Exercise brief:
Quote each record exactly, please, leaving none out.

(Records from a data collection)
########
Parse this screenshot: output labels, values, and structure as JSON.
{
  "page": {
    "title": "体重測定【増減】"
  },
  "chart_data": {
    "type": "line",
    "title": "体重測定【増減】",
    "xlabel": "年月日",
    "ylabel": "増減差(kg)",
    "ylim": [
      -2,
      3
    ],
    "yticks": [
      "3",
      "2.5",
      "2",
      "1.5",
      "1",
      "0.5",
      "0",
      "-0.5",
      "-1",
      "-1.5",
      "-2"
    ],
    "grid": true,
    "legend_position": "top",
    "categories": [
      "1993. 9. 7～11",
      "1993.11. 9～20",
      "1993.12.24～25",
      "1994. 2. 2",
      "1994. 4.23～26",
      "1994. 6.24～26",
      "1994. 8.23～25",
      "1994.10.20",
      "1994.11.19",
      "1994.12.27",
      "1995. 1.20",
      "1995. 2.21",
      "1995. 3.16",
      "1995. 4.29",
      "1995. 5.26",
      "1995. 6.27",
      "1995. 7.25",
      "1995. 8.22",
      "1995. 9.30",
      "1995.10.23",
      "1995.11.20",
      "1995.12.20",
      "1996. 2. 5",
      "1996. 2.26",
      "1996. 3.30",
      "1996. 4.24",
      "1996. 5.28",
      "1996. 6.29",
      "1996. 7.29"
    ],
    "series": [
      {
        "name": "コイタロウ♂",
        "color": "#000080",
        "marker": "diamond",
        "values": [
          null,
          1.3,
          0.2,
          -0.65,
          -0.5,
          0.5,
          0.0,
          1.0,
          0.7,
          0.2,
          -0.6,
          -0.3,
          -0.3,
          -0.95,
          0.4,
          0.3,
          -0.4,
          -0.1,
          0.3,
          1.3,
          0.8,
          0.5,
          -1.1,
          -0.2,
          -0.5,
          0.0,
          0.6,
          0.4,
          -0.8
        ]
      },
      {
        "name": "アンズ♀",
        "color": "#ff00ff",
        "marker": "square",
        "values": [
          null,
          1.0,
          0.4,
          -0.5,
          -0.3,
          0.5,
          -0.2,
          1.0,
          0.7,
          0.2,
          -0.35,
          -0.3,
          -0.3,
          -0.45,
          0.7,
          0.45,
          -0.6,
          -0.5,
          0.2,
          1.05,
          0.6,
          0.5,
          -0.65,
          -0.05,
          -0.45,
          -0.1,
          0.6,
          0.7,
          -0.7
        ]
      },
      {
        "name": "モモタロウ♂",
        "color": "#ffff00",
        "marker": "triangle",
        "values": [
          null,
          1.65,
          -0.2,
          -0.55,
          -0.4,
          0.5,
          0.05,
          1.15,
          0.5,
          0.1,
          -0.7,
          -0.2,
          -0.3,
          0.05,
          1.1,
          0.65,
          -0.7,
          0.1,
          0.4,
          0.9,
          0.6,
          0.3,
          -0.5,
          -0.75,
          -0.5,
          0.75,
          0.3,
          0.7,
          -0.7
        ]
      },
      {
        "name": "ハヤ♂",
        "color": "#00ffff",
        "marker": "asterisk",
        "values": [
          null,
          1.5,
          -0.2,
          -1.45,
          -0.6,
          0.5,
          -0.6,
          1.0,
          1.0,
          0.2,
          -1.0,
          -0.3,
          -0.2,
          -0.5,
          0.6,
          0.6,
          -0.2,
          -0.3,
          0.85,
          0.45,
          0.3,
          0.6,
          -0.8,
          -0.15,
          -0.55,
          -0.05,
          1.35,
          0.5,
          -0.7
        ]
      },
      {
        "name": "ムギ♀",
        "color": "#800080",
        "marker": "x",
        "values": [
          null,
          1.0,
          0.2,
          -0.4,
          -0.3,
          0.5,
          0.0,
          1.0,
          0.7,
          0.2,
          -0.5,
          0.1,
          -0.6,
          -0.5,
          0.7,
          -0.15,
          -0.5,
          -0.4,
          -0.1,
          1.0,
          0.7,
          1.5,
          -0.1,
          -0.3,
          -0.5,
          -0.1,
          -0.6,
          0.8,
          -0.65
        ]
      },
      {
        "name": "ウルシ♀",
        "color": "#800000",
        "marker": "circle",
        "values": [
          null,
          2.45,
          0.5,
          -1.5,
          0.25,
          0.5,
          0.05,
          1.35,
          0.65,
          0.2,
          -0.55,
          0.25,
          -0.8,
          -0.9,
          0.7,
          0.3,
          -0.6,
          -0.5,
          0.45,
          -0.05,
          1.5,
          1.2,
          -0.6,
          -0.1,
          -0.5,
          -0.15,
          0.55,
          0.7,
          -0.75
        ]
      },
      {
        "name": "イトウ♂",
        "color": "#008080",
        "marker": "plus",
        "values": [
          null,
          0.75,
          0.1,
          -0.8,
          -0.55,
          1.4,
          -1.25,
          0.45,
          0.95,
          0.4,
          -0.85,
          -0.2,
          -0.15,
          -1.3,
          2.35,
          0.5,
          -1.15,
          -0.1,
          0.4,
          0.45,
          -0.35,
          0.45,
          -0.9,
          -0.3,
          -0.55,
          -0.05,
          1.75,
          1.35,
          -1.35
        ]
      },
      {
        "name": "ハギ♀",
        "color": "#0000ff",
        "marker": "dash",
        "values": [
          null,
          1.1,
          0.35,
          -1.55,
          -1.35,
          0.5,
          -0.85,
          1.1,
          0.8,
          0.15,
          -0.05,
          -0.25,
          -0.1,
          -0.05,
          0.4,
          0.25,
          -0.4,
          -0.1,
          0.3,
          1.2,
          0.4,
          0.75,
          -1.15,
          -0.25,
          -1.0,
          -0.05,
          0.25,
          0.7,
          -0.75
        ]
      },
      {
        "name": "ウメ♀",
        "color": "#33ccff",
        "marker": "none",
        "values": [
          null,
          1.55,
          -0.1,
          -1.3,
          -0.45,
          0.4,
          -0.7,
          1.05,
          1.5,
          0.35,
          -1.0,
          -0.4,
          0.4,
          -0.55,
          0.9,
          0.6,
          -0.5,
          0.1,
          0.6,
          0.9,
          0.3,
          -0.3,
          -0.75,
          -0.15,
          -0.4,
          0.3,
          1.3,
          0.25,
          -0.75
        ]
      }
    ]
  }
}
########
Response to this task:
Parse this screenshot: output labels, values, and structure as JSON.
{
  "page": {
    "title": "体重測定【増減】"
  },
  "chart_data": {
    "type": "line",
    "title": "体重測定【増減】",
    "xlabel": "年月日",
    "ylabel": "増減差(kg)",
    "ylim": [
      -2,
      3
    ],
    "yticks": [
      "3",
      "2.5",
      "2",
      "1.5",
      "1",
      "0.5",
      "0",
      "-0.5",
      "-1",
      "-1.5",
      "-2"
    ],
    "grid": true,
    "legend_position": "top",
    "categories": [
      "1993. 9. 7～11",
      "1993.11. 9～20",
      "1993.12.24～25",
      "1994. 2. 2",
      "1994. 4.23～26",
      "1994. 6.24～26",
      "1994. 8.23～25",
      "1994.10.20",
      "1994.11.19",
      "1994.12.27",
      "1995. 1.20",
      "1995. 2.21",
      "1995. 3.16",
      "1995. 4.29",
      "1995. 5.26",
      "1995. 6.27",
      "1995. 7.25",
      "1995. 8.22",
      "1995. 9.30",
      "1995.10.23",
      "1995.11.20",
      "1995.12.20",
      "1996. 2. 5",
      "1996. 2.26",
      "1996. 3.30",
      "1996. 4.24",
      "1996. 5.28",
      "1996. 6.29",
      "1996. 7.29"
    ],
    "series": [
      {
        "name": "コイタロウ♂",
        "color": "#000080",
        "marker": "diamond",
        "values": [
          null,
          1.3,
          0.2,
          -0.65,
          -0.5,
          0.5,
          0.0,
          1.0,
          0.7,
          0.2,
          -0.6,
          -0.3,
          -0.3,
          -0.95,
          0.4,
          0.3,
          -0.4,
          -0.1,
          0.3,
          1.3,
          0.8,
          0.5,
          -1.1,
          -0.2,
          -0.5,
          0.0,
          0.6,
          0.4,
          -0.8
        ]
      },
      {
        "name": "アンズ♀",
        "color": "#ff00ff",
        "marker": "square",
        "values": [
          null,
          1.0,
          0.4,
          -0.5,
          -0.3,
          0.5,
          -0.2,
          1.0,
          0.7,
          0.2,
          -0.35,
          -0.3,
          -0.3,
          -0.45,
          0.7,
          0.45,
          -0.6,
          -0.5,
          0.2,
          1.05,
          0.6,
          0.5,
          -0.65,
          -0.05,
          -0.45,
          -0.1,
          0.6,
          0.7,
          -0.7
        ]
      },
      {
        "name": "モモタロウ♂",
        "color": "#ffff00",
        "marker": "triangle",
        "values": [
          null,
          1.65,
          -0.2,
          -0.55,
          -0.4,
          0.5,
          0.05,
          1.15,
          0.5,
          0.1,
          -0.7,
          -0.2,
          -0.3,
          0.05,
          1.1,
          0.65,
          -0.7,
          0.1,
          0.4,
          0.9,
          0.6,
          0.3,
          -0.5,
          -0.75,
          -0.5,
          0.75,
          0.3,
          0.7,
          -0.7
        ]
      },
      {
        "name": "ハヤ♂",
        "color": "#00ffff",
        "marker": "asterisk",
        "values": [
          null,
          1.5,
          -0.2,
          -1.45,
          -0.6,
          0.5,
          -0.6,
          1.0,
          1.0,
          0.2,
          -1.0,
          -0.3,
          -0.2,
          -0.5,
          0.6,
          0.6,
          -0.2,
          -0.3,
          0.85,
          0.45,
          0.3,
          0.6,
          -0.8,
          -0.15,
          -0.55,
          -0.05,
          1.35,
          0.5,
          -0.7
        ]
      },
      {
        "name": "ムギ♀",
        "color": "#800080",
        "marker": "x",
        "values": [
          null,
          1.0,
          0.2,
          -0.4,
          -0.3,
          0.5,
          0.0,
          1.0,
          0.7,
          0.2,
          -0.5,
          0.1,
          -0.6,
          -0.5,
          0.7,
          -0.15,
          -0.5,
          -0.4,
          -0.1,
          1.0,
          0.7,
          1.5,
          -0.1,
          -0.3,
          -0.5,
          -0.1,
          -0.6,
          0.8,
          -0.65
        ]
      },
      {
        "name": "ウルシ♀",
        "color": "#800000",
        "marker": "circle",
        "values": [
          null,
          2.45,
          0.5,
          -1.5,
          0.25,
          0.5,
          0.05,
          1.35,
          0.65,
          0.2,
          -0.55,
          0.25,
          -0.8,
          -0.9,
          0.7,
          0.3,
          -0.6,
          -0.5,
          0.45,
          -0.05,
          1.5,
          1.2,
          -0.6,
          -0.1,
          -0.5,
          -0.15,
          0.55,
          0.7,
          -0.75
        ]
      },
      {
        "name": "イトウ♂",
        "color": "#008080",
        "marker": "plus",
        "values": [
          null,
          0.75,
          0.1,
          -0.8,
          -0.55,
          1.4,
          -1.25,
          0.45,
          0.95,
          0.4,
          -0.85,
          -0.2,
          -0.15,
          -1.3,
          2.35,
          0.5,
          -1.15,
          -0.1,
          0.4,
          0.45,
          -0.35,
          0.45,
          -0.9,
          -0.3,
          -0.55,
          -0.05,
          1.75,
          1.35,
          -1.35
        ]
      },
      {
        "name": "ハギ♀",
        "color": "#0000ff",
        "marker": "dash",
        "values": [
          null,
          1.1,
          0.35,
          -1.55,
          -1.35,
          0.5,
          -0.85,
          1.1,
          0.8,
          0.15,
          -0.05,
          -0.25,
          -0.1,
          -0.05,
          0.4,
          0.25,
          -0.4,
          -0.1,
          0.3,
          1.2,
          0.4,
          0.75,
          -1.15,
          -0.25,
          -1.0,
          -0.05,
          0.25,
          0.7,
          -0.75
        ]
      },
      {
        "name": "ウメ♀",
        "color": "#33ccff",
        "marker": "none",
        "values": [
          null,
          1.55,
          -0.1,
          -1.3,
          -0.45,
          0.4,
          -0.7,
          1.05,
          1.5,
          0.35,
          -1.0,
          -0.4,
          0.4,
          -0.55,
          0.9,
          0.6,
          -0.5,
          0.1,
          0.6,
          0.9,
          0.3,
          -0.3,
          -0.75,
          -0.15,
          -0.4,
          0.3,
          1.3,
          0.25,
          -0.75
        ]
      }
    ]
  }
}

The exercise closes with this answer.